### [WHAT IS REQUIRED]
Repeat the full listing, word for word.

------------------------------------------------------------

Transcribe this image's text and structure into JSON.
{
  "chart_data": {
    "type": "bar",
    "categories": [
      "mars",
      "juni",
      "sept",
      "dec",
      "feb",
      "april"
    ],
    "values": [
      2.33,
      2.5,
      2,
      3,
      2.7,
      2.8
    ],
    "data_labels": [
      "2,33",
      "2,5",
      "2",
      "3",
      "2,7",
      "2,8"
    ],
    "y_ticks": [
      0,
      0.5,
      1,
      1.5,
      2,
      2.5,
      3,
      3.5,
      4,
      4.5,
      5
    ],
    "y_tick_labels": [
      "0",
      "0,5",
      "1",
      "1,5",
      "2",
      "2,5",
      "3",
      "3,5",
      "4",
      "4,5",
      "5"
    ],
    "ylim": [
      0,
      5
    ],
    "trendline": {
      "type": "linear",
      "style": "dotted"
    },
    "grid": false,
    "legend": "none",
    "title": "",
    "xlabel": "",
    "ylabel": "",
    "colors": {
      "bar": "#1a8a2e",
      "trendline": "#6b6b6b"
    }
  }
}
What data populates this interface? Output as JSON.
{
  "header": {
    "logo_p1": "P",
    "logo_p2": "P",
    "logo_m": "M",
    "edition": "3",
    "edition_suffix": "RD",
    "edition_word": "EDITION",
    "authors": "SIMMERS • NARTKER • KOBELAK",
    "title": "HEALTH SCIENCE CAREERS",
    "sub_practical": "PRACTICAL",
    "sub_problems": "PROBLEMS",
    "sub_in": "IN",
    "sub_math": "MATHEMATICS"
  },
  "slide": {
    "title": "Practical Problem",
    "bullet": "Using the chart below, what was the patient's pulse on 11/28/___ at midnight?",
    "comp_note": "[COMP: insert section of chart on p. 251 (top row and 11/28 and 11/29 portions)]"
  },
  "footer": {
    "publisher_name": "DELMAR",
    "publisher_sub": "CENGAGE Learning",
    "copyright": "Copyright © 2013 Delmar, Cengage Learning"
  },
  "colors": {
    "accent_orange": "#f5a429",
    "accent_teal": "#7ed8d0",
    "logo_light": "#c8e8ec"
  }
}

------------------------------------------------------------

### [FINISHED EXERCISE]
Transcribe this image's text and structure into JSON.
{
  "chart_data": {
    "type": "bar",
    "categories": [
      "mars",
      "juni",
      "sept",
      "dec",
      "feb",
      "april"
    ],
    "values": [
      2.33,
      2.5,
      2,
      3,
      2.7,
      2.8
    ],
    "data_labels": [
      "2,33",
      "2,5",
      "2",
      "3",
      "2,7",
      "2,8"
    ],
    "y_ticks": [
      0,
      0.5,
      1,
      1.5,
      2,
      2.5,
      3,
      3.5,
      4,
      4.5,
      5
    ],
    "y_tick_labels": [
      "0",
      "0,5",
      "1",
      "1,5",
      "2",
      "2,5",
      "3",
      "3,5",
      "4",
      "4,5",
      "5"
    ],
    "ylim": [
      0,
      5
    ],
    "trendline": {
      "type": "linear",
      "style": "dotted"
    },
    "grid": false,
    "legend": "none",
    "title": "",
    "xlabel": "",
    "ylabel": "",
    "colors": {
      "bar": "#1a8a2e",
      "trendline": "#6b6b6b"
    }
  }
}
What data populates this interface? Output as JSON.
{
  "header": {
    "logo_p1": "P",
    "logo_p2": "P",
    "logo_m": "M",
    "edition": "3",
    "edition_suffix": "RD",
    "edition_word": "EDITION",
    "authors": "SIMMERS • NARTKER • KOBELAK",
    "title": "HEALTH SCIENCE CAREERS",
    "sub_practical": "PRACTICAL",
    "sub_problems": "PROBLEMS",
    "sub_in": "IN",
    "sub_math": "MATHEMATICS"
  },
  "slide": {
    "title": "Practical Problem",
    "bullet": "Using the chart below, what was the patient's pulse on 11/28/___ at midnight?",
    "comp_note": "[COMP: insert section of chart on p. 251 (top row and 11/28 and 11/29 portions)]"
  },
  "footer": {
    "publisher_name": "DELMAR",
    "publisher_sub": "CENGAGE Learning",
    "copyright": "Copyright © 2013 Delmar, Cengage Learning"
  },
  "colors": {
    "accent_orange": "#f5a429",
    "accent_teal": "#7ed8d0",
    "logo_light": "#c8e8ec"
  }
}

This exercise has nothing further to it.